> [REQUIREMENTS]
Send back the entries below exactly as they appear.

** Begin INPUT **

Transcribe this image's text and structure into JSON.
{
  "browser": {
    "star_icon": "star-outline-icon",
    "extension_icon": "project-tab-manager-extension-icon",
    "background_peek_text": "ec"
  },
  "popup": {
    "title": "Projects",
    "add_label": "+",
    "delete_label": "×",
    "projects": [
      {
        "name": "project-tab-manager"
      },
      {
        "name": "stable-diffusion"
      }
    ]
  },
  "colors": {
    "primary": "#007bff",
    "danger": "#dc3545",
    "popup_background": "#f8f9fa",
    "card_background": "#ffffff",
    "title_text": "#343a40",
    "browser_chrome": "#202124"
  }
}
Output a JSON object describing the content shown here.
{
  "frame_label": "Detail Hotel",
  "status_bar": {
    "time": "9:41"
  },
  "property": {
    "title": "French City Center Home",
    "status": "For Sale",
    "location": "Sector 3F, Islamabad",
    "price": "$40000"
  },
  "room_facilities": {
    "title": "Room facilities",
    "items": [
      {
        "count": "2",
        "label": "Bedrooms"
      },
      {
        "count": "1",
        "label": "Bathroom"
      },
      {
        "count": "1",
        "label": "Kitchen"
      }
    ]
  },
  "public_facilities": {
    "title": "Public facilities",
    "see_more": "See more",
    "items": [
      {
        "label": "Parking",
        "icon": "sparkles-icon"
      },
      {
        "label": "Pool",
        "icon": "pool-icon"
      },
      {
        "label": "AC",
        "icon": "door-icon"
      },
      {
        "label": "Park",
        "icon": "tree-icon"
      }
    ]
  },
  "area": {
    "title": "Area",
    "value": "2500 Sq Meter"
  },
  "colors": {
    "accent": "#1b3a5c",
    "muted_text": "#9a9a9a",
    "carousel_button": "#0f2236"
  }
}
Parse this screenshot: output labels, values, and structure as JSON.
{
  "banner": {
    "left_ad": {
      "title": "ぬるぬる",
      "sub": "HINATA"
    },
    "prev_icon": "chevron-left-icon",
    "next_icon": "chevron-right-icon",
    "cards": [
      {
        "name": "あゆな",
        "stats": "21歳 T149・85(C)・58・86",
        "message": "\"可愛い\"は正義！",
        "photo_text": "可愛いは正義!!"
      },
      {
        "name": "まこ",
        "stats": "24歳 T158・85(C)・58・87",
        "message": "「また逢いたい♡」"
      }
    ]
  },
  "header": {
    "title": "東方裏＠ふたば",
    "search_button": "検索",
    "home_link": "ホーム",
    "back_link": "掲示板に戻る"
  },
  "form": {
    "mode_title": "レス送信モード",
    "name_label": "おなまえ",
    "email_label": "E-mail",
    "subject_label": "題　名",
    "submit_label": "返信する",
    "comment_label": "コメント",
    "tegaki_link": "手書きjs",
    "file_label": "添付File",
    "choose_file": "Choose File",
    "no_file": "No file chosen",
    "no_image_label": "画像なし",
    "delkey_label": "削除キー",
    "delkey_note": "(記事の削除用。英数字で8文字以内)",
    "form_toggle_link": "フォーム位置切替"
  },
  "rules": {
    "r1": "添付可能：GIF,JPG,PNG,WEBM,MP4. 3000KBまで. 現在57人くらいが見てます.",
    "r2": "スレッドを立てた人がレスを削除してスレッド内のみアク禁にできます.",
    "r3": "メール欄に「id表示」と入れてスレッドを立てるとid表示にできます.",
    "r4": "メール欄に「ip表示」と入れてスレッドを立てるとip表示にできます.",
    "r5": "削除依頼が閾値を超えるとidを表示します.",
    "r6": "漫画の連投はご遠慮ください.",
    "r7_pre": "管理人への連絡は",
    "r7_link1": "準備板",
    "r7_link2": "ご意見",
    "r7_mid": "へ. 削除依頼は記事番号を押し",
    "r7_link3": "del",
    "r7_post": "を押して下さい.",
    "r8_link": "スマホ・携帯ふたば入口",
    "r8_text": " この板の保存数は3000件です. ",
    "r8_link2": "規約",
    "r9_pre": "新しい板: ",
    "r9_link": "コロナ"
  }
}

** End INPUT **

> [EXERCISE SOLUTION]
Transcribe this image's text and structure into JSON.
{
  "browser": {
    "star_icon": "star-outline-icon",
    "extension_icon": "project-tab-manager-extension-icon",
    "background_peek_text": "ec"
  },
  "popup": {
    "title": "Projects",
    "add_label": "+",
    "delete_label": "×",
    "projects": [
      {
        "name": "project-tab-manager"
      },
      {
        "name": "stable-diffusion"
      }
    ]
  },
  "colors": {
    "primary": "#007bff",
    "danger": "#dc3545",
    "popup_background": "#f8f9fa",
    "card_background": "#ffffff",
    "title_text": "#343a40",
    "browser_chrome": "#202124"
  }
}
Output a JSON object describing the content shown here.
{
  "frame_label": "Detail Hotel",
  "status_bar": {
    "time": "9:41"
  },
  "property": {
    "title": "French City Center Home",
    "status": "For Sale",
    "location": "Sector 3F, Islamabad",
    "price": "$40000"
  },
  "room_facilities": {
    "title": "Room facilities",
    "items": [
      {
        "count": "2",
        "label": "Bedrooms"
      },
      {
        "count": "1",
        "label": "Bathroom"
      },
      {
        "count": "1",
        "label": "Kitchen"
      }
    ]
  },
  "public_facilities": {
    "title": "Public facilities",
    "see_more": "See more",
    "items": [
      {
        "label": "Parking",
        "icon": "sparkles-icon"
      },
      {
        "label": "Pool",
        "icon": "pool-icon"
      },
      {
        "label": "AC",
        "icon": "door-icon"
      },
      {
        "label": "Park",
        "icon": "tree-icon"
      }
    ]
  },
  "area": {
    "title": "Area",
    "value": "2500 Sq Meter"
  },
  "colors": {
    "accent": "#1b3a5c",
    "muted_text": "#9a9a9a",
    "carousel_button": "#0f2236"
  }
}
Parse this screenshot: output labels, values, and structure as JSON.
{
  "banner": {
    "left_ad": {
      "title": "ぬるぬる",
      "sub": "HINATA"
    },
    "prev_icon": "chevron-left-icon",
    "next_icon": "chevron-right-icon",
    "cards": [
      {
        "name": "あゆな",
        "stats": "21歳 T149・85(C)・58・86",
        "message": "\"可愛い\"は正義！",
        "photo_text": "可愛いは正義!!"
      },
      {
        "name": "まこ",
        "stats": "24歳 T158・85(C)・58・87",
        "message": "「また逢いたい♡」"
      }
    ]
  },
  "header": {
    "title": "東方裏＠ふたば",
    "search_button": "検索",
    "home_link": "ホーム",
    "back_link": "掲示板に戻る"
  },
  "form": {
    "mode_title": "レス送信モード",
    "name_label": "おなまえ",
    "email_label": "E-mail",
    "subject_label": "題　名",
    "submit_label": "返信する",
    "comment_label": "コメント",
    "tegaki_link": "手書きjs",
    "file_label": "添付File",
    "choose_file": "Choose File",
    "no_file": "No file chosen",
    "no_image_label": "画像なし",
    "delkey_label": "削除キー",
    "delkey_note": "(記事の削除用。英数字で8文字以内)",
    "form_toggle_link": "フォーム位置切替"
  },
  "rules": {
    "r1": "添付可能：GIF,JPG,PNG,WEBM,MP4. 3000KBまで. 現在57人くらいが見てます.",
    "r2": "スレッドを立てた人がレスを削除してスレッド内のみアク禁にできます.",
    "r3": "メール欄に「id表示」と入れてスレッドを立てるとid表示にできます.",
    "r4": "メール欄に「ip表示」と入れてスレッドを立てるとip表示にできます.",
    "r5": "削除依頼が閾値を超えるとidを表示します.",
    "r6": "漫画の連投はご遠慮ください.",
    "r7_pre": "管理人への連絡は",
    "r7_link1": "準備板",
    "r7_link2": "ご意見",
    "r7_mid": "へ. 削除依頼は記事番号を押し",
    "r7_link3": "del",
    "r7_post": "を押して下さい.",
    "r8_link": "スマホ・携帯ふたば入口",
    "r8_text": " この板の保存数は3000件です. ",
    "r8_link2": "規約",
    "r9_pre": "新しい板: ",
    "r9_link": "コロナ"
  }
}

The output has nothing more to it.